-- Stored data --
□ □ □ □ □ □ □
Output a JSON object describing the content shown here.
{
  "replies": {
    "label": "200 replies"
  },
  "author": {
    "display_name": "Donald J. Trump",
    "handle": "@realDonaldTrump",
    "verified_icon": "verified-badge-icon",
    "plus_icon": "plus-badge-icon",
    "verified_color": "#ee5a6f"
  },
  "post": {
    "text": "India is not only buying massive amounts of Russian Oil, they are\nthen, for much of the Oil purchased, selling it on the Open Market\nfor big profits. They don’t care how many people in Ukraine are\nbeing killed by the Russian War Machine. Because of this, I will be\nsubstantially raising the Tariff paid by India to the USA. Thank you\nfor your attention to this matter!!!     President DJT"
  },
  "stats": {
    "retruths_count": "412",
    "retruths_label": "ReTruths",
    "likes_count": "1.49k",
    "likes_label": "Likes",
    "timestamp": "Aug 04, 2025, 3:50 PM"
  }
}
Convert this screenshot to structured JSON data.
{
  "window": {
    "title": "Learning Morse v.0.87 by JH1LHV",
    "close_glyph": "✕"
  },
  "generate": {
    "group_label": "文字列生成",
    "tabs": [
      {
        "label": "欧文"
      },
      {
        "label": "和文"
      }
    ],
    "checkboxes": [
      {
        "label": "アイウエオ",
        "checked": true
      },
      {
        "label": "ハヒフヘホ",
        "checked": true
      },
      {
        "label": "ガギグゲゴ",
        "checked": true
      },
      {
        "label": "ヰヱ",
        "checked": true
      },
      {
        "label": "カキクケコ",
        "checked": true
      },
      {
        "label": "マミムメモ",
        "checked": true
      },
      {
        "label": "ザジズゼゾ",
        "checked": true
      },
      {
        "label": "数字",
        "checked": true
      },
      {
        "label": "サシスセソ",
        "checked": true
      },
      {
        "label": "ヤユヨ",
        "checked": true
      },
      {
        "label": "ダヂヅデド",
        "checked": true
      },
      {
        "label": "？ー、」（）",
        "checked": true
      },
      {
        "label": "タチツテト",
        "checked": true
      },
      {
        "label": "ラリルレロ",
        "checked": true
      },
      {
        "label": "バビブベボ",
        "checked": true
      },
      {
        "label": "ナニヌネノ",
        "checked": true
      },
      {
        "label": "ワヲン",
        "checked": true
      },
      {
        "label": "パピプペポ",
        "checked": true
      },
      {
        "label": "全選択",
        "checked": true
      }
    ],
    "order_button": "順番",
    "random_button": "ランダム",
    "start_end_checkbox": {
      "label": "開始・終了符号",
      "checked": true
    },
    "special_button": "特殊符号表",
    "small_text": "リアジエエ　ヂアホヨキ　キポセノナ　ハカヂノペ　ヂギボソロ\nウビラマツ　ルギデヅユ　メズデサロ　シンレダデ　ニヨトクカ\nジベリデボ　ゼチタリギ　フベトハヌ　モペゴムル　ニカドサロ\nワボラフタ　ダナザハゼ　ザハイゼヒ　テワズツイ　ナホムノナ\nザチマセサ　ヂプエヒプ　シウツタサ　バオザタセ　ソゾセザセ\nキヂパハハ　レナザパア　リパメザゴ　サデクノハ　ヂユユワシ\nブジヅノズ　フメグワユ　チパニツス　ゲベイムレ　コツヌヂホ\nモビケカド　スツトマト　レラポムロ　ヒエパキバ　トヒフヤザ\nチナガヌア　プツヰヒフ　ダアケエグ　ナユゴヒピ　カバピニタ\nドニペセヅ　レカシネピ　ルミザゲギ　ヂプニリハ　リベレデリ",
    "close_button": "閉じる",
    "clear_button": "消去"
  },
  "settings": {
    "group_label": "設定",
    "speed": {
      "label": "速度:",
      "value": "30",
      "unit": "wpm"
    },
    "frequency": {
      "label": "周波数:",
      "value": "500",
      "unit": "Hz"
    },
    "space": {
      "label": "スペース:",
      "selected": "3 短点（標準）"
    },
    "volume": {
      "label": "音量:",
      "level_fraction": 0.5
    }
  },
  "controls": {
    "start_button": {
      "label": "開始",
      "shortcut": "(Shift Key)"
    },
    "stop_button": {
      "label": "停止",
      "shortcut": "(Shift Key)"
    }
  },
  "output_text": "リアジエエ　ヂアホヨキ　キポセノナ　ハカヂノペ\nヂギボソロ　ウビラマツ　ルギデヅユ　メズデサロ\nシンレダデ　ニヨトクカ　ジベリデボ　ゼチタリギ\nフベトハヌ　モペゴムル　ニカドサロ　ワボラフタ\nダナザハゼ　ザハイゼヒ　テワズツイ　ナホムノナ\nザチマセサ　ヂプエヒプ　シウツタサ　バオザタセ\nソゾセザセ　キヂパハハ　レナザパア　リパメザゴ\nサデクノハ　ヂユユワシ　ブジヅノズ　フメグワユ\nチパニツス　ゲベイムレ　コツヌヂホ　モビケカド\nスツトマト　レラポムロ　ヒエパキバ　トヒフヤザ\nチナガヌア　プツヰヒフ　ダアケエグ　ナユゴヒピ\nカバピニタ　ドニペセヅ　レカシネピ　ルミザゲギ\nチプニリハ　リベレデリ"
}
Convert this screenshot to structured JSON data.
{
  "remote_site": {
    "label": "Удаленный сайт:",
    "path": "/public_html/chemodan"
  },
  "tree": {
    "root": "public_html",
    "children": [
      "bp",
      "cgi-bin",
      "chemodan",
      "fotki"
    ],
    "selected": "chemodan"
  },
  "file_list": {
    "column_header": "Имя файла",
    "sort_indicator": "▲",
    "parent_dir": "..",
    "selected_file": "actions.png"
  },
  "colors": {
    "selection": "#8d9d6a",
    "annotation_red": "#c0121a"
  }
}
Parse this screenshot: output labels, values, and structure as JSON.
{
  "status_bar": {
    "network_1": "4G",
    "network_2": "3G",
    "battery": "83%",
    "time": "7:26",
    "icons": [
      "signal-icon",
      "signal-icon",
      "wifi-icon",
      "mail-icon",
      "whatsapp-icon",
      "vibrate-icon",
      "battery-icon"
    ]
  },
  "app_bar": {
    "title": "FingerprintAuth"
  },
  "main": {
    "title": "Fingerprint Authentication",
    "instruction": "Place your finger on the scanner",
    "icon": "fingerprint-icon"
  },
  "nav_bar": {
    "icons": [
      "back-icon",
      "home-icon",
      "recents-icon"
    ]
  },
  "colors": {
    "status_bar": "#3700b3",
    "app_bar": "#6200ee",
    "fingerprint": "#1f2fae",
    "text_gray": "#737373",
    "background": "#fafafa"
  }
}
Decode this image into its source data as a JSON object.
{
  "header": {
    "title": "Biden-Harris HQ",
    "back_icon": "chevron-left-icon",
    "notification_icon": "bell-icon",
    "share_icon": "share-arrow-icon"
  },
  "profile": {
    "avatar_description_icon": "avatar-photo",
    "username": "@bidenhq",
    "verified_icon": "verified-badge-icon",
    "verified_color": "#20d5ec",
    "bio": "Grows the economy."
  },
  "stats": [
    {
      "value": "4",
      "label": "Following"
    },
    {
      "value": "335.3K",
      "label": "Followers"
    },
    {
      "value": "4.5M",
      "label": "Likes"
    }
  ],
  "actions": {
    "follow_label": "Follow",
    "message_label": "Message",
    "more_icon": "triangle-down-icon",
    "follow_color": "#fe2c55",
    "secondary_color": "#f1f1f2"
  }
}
□ □ □ □ □ □ □
-- WHAT TO DO --
Track down every line of the material containing the string "ヂプエヒプ", and copy it.

-- FINISHED ANSWER --
    "small_text": "リアジエエ　ヂアホヨキ　キポセノナ　ハカヂノペ　ヂギボソロ\nウビラマツ　ルギデヅユ　メズデサロ　シンレダデ　ニヨトクカ\nジベリデボ　ゼチタリギ　フベトハヌ　モペゴムル　ニカドサロ\nワボラフタ　ダナザハゼ　ザハイゼヒ　テワズツイ　ナホムノナ\nザチマセサ　ヂプエヒプ　シウツタサ　バオザタセ　ソゾセザセ\nキヂパハハ　レナザパア　リパメザゴ　サデクノハ　ヂユユワシ\nブジヅノズ　フメグワユ　チパニツス　ゲベイムレ　コツヌヂホ\nモビケカド　スツトマト　レラポムロ　ヒエパキバ　トヒフヤザ\nチナガヌア　プツヰヒフ　ダアケエグ　ナユゴヒピ　カバピニタ\nドニペセヅ　レカシネピ　ルミザゲギ　ヂプニリハ　リベレデリ",
  "output_text": "リアジエエ　ヂアホヨキ　キポセノナ　ハカヂノペ\nヂギボソロ　ウビラマツ　ルギデヅユ　メズデサロ\nシンレダデ　ニヨトクカ　ジベリデボ　ゼチタリギ\nフベトハヌ　モペゴムル　ニカドサロ　ワボラフタ\nダナザハゼ　ザハイゼヒ　テワズツイ　ナホムノナ\nザチマセサ　ヂプエヒプ　シウツタサ　バオザタセ\nソゾセザセ　キヂパハハ　レナザパア　リパメザゴ\nサデクノハ　ヂユユワシ　ブジヅノズ　フメグワユ\nチパニツス　ゲベイムレ　コツヌヂホ　モビケカド\nスツトマト　レラポムロ　ヒエパキバ　トヒフヤザ\nチナガヌア　プツヰヒフ　ダアケエグ　ナユゴヒピ\nカバピニタ　ドニペセヅ　レカシネピ　ルミザゲギ\nチプニリハ　リベレデリ"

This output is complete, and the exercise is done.